# WHAT YOU SHOULD DO
Locate the string "pressure" in the records below. Copy every line where it occurs.

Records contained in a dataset
★ ★ ★ ★ ★

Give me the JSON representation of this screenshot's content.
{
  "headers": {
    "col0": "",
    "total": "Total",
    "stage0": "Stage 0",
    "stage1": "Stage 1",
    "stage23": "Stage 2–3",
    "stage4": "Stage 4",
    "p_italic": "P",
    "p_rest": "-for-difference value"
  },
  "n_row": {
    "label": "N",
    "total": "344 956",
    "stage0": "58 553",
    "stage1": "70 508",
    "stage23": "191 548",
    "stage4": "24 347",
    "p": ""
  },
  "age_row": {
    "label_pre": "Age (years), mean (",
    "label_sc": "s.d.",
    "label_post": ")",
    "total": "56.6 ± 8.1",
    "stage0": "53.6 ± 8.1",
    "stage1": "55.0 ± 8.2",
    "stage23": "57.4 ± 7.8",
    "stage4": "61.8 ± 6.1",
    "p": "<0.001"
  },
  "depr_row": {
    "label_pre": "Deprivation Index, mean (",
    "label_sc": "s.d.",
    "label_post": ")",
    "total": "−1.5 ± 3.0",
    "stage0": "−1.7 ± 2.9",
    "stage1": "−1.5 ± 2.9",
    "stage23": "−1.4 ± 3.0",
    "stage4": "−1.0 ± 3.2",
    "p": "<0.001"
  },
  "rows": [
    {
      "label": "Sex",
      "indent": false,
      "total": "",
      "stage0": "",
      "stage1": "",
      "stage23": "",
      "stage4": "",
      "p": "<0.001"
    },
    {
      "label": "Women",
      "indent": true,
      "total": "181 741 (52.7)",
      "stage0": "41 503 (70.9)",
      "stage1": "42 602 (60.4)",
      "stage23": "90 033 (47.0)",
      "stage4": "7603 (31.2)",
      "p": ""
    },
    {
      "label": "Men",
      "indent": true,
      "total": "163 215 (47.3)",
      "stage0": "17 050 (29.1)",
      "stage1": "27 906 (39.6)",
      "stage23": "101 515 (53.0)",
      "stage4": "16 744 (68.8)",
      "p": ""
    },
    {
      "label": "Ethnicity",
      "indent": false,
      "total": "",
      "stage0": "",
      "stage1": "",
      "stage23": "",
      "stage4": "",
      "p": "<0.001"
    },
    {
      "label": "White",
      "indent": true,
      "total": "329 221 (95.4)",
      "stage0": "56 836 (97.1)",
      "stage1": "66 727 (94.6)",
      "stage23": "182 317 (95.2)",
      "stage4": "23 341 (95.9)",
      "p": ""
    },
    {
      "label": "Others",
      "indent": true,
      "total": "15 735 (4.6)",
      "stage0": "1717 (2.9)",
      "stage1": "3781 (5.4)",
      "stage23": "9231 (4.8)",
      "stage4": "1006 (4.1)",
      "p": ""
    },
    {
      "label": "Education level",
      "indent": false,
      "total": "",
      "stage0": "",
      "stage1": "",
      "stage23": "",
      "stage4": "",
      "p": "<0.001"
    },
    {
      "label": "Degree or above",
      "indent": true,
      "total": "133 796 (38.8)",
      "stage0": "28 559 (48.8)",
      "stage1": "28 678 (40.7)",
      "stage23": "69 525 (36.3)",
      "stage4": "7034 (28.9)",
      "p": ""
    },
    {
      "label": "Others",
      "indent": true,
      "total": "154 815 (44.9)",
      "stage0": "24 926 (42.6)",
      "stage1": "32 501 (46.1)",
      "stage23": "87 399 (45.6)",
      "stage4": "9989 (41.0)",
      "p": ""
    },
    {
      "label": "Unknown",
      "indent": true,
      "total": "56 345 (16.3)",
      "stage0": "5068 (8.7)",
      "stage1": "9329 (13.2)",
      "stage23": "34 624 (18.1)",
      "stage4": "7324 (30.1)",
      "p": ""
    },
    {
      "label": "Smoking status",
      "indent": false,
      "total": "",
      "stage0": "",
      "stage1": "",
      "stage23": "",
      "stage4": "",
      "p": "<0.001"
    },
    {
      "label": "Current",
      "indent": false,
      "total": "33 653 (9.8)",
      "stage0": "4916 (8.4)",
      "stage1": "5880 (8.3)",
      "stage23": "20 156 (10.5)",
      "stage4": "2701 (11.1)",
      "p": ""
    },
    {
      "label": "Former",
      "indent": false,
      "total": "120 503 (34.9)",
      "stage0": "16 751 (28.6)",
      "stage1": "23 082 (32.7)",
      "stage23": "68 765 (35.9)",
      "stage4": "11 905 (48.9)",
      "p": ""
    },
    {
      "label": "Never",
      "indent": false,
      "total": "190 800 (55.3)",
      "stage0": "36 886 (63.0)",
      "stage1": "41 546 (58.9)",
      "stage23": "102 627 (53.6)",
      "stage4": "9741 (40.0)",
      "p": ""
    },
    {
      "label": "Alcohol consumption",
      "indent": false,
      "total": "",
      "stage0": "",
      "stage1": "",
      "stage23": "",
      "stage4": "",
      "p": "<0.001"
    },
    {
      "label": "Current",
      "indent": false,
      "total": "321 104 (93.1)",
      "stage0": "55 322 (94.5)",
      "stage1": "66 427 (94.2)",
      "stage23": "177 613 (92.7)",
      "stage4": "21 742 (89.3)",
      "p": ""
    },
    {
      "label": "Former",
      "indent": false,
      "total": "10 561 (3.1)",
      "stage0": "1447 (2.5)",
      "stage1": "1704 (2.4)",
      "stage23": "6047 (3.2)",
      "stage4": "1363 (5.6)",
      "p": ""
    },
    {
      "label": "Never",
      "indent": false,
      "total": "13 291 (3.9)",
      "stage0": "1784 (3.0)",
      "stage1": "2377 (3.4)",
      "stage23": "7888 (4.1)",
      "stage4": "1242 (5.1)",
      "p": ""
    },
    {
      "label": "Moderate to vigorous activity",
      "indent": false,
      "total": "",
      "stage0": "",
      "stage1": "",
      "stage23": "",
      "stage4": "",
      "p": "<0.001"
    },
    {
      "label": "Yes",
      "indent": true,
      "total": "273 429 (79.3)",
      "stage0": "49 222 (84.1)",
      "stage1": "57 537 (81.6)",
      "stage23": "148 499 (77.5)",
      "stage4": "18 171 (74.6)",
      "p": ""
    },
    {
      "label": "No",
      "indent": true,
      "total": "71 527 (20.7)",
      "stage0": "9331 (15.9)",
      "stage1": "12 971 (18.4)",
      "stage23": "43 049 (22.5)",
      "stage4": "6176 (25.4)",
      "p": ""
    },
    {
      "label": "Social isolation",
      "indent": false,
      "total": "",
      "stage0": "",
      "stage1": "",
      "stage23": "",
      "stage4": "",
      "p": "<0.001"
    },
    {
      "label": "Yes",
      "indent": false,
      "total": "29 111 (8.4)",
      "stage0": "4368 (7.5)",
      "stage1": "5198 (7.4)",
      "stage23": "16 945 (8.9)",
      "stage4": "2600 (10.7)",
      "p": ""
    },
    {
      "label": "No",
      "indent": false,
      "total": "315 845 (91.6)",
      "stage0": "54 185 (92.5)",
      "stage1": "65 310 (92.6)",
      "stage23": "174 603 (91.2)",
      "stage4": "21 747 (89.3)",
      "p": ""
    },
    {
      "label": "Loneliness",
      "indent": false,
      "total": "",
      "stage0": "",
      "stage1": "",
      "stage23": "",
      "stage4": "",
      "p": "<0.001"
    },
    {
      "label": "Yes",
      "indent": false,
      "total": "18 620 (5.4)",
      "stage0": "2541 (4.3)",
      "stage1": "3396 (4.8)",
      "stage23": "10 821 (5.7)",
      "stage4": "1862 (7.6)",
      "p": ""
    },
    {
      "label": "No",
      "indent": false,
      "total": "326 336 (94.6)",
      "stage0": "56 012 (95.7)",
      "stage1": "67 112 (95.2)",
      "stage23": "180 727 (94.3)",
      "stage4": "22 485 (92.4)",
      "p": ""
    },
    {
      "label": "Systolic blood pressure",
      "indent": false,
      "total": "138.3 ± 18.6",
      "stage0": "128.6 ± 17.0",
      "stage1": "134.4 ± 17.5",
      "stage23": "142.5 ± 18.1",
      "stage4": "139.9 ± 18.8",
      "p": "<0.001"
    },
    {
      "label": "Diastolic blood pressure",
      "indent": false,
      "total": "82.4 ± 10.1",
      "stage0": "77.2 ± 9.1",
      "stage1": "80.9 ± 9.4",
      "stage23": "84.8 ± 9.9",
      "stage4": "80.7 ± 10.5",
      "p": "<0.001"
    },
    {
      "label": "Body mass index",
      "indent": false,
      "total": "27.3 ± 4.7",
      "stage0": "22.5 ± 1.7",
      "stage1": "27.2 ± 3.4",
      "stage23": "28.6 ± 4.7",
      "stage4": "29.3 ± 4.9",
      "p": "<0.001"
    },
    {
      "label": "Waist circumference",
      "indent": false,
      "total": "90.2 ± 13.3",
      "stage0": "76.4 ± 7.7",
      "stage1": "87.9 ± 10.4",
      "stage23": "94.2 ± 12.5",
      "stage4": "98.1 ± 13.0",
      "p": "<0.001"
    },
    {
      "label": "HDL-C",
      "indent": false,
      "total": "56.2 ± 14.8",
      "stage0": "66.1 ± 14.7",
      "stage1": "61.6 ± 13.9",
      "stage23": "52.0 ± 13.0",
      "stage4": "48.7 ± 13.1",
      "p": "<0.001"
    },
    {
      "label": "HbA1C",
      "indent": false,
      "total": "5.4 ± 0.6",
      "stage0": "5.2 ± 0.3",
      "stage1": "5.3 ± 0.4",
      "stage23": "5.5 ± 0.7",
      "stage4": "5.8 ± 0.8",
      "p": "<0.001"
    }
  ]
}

★ ★ ★ ★ ★

# SOLUTION TO THIS TASK
      "label": "Systolic blood pressure",
      "label": "Diastolic blood pressure",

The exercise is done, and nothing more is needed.